┌─ DATA ENTRIES

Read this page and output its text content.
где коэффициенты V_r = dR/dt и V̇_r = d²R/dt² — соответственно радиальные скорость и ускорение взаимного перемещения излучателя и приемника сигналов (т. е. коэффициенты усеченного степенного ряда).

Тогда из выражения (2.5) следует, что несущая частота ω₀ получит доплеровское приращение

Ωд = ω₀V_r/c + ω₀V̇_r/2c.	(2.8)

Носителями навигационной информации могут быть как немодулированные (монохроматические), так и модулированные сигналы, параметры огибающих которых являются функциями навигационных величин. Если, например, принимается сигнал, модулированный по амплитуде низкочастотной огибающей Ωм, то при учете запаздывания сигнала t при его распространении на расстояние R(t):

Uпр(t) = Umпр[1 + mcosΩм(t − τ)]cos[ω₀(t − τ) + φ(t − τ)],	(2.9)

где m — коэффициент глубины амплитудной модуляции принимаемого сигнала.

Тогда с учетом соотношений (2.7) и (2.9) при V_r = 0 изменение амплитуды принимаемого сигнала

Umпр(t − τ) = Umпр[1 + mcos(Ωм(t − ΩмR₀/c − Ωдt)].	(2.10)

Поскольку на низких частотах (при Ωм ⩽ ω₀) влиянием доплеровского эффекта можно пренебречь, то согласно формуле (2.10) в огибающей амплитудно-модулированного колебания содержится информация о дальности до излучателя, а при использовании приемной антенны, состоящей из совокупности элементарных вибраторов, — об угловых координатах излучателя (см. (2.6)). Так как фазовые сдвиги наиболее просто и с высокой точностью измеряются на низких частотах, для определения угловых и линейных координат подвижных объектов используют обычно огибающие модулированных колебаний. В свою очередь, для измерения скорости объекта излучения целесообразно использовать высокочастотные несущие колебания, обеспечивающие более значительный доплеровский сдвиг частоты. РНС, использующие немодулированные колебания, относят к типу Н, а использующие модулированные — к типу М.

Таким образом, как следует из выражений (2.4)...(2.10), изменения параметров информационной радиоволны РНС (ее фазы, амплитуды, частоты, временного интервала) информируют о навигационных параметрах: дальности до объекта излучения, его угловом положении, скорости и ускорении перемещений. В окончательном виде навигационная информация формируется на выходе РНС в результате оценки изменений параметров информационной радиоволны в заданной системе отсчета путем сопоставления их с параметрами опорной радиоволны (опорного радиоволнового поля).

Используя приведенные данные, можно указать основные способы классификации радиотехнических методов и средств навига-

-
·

└─

*STATED GOAL*: Reproduce all of the records exactly.

*SOLUTION TO THE EXERCISE*:
Read this page and output its text content.
где коэффициенты V_r = dR/dt и V̇_r = d²R/dt² — соответственно радиальные скорость и ускорение взаимного перемещения излучателя и приемника сигналов (т. е. коэффициенты усеченного степенного ряда).

Тогда из выражения (2.5) следует, что несущая частота ω₀ получит доплеровское приращение

Ωд = ω₀V_r/c + ω₀V̇_r/2c.	(2.8)

Носителями навигационной информации могут быть как немодулированные (монохроматические), так и модулированные сигналы, параметры огибающих которых являются функциями навигационных величин. Если, например, принимается сигнал, модулированный по амплитуде низкочастотной огибающей Ωм, то при учете запаздывания сигнала t при его распространении на расстояние R(t):

Uпр(t) = Umпр[1 + mcosΩм(t − τ)]cos[ω₀(t − τ) + φ(t − τ)],	(2.9)

где m — коэффициент глубины амплитудной модуляции принимаемого сигнала.

Тогда с учетом соотношений (2.7) и (2.9) при V_r = 0 изменение амплитуды принимаемого сигнала

Umпр(t − τ) = Umпр[1 + mcos(Ωм(t − ΩмR₀/c − Ωдt)].	(2.10)

Поскольку на низких частотах (при Ωм ⩽ ω₀) влиянием доплеровского эффекта можно пренебречь, то согласно формуле (2.10) в огибающей амплитудно-модулированного колебания содержится информация о дальности до излучателя, а при использовании приемной антенны, состоящей из совокупности элементарных вибраторов, — об угловых координатах излучателя (см. (2.6)). Так как фазовые сдвиги наиболее просто и с высокой точностью измеряются на низких частотах, для определения угловых и линейных координат подвижных объектов используют обычно огибающие модулированных колебаний. В свою очередь, для измерения скорости объекта излучения целесообразно использовать высокочастотные несущие колебания, обеспечивающие более значительный доплеровский сдвиг частоты. РНС, использующие немодулированные колебания, относят к типу Н, а использующие модулированные — к типу М.

Таким образом, как следует из выражений (2.4)...(2.10), изменения параметров информационной радиоволны РНС (ее фазы, амплитуды, частоты, временного интервала) информируют о навигационных параметрах: дальности до объекта излучения, его угловом положении, скорости и ускорении перемещений. В окончательном виде навигационная информация формируется на выходе РНС в результате оценки изменений параметров информационной радиоволны в заданной системе отсчета путем сопоставления их с параметрами опорной радиоволны (опорного радиоволнового поля).

Используя приведенные данные, можно указать основные способы классификации радиотехнических методов и средств навига-

-
·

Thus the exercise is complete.